* GIVEN TASK
Output all of the entries below precisely as written.

* PROVIDED RECORDS
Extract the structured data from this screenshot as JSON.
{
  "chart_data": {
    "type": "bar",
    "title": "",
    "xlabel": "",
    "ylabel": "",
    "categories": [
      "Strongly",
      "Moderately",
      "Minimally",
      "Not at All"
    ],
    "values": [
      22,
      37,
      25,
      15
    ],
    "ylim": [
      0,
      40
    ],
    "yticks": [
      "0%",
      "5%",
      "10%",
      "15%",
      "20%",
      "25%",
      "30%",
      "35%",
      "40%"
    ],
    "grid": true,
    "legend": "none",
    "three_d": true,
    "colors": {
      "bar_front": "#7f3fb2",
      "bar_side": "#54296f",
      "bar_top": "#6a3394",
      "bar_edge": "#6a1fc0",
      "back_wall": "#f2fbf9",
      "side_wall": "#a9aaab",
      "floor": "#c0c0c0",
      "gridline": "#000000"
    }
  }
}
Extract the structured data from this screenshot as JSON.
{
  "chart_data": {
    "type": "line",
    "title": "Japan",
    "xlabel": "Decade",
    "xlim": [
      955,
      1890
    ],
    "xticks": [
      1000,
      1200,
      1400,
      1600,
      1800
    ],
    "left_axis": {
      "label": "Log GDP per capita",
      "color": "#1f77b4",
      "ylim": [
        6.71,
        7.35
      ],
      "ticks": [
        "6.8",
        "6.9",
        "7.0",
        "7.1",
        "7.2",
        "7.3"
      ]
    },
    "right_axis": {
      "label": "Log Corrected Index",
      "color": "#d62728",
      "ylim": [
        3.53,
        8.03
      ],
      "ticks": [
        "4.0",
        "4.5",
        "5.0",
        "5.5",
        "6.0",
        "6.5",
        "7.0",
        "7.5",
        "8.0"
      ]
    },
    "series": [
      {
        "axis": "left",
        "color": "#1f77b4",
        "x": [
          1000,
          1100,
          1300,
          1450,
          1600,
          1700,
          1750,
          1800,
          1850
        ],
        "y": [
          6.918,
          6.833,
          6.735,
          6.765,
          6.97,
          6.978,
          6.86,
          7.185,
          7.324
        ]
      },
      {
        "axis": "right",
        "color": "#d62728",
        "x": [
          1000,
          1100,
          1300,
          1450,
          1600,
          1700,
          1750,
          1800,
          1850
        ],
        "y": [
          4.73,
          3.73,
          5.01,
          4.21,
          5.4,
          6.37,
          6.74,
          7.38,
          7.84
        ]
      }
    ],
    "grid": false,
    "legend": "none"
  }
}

* PROBLEM SOLUTION
Extract the structured data from this screenshot as JSON.
{
  "chart_data": {
    "type": "bar",
    "title": "",
    "xlabel": "",
    "ylabel": "",
    "categories": [
      "Strongly",
      "Moderately",
      "Minimally",
      "Not at All"
    ],
    "values": [
      22,
      37,
      25,
      15
    ],
    "ylim": [
      0,
      40
    ],
    "yticks": [
      "0%",
      "5%",
      "10%",
      "15%",
      "20%",
      "25%",
      "30%",
      "35%",
      "40%"
    ],
    "grid": true,
    "legend": "none",
    "three_d": true,
    "colors": {
      "bar_front": "#7f3fb2",
      "bar_side": "#54296f",
      "bar_top": "#6a3394",
      "bar_edge": "#6a1fc0",
      "back_wall": "#f2fbf9",
      "side_wall": "#a9aaab",
      "floor": "#c0c0c0",
      "gridline": "#000000"
    }
  }
}
Extract the structured data from this screenshot as JSON.
{
  "chart_data": {
    "type": "line",
    "title": "Japan",
    "xlabel": "Decade",
    "xlim": [
      955,
      1890
    ],
    "xticks": [
      1000,
      1200,
      1400,
      1600,
      1800
    ],
    "left_axis": {
      "label": "Log GDP per capita",
      "color": "#1f77b4",
      "ylim": [
        6.71,
        7.35
      ],
      "ticks": [
        "6.8",
        "6.9",
        "7.0",
        "7.1",
        "7.2",
        "7.3"
      ]
    },
    "right_axis": {
      "label": "Log Corrected Index",
      "color": "#d62728",
      "ylim": [
        3.53,
        8.03
      ],
      "ticks": [
        "4.0",
        "4.5",
        "5.0",
        "5.5",
        "6.0",
        "6.5",
        "7.0",
        "7.5",
        "8.0"
      ]
    },
    "series": [
      {
        "axis": "left",
        "color": "#1f77b4",
        "x": [
          1000,
          1100,
          1300,
          1450,
          1600,
          1700,
          1750,
          1800,
          1850
        ],
        "y": [
          6.918,
          6.833,
          6.735,
          6.765,
          6.97,
          6.978,
          6.86,
          7.185,
          7.324
        ]
      },
      {
        "axis": "right",
        "color": "#d62728",
        "x": [
          1000,
          1100,
          1300,
          1450,
          1600,
          1700,
          1750,
          1800,
          1850
        ],
        "y": [
          4.73,
          3.73,
          5.01,
          4.21,
          5.4,
          6.37,
          6.74,
          7.38,
          7.84
        ]
      }
    ],
    "grid": false,
    "legend": "none"
  }
}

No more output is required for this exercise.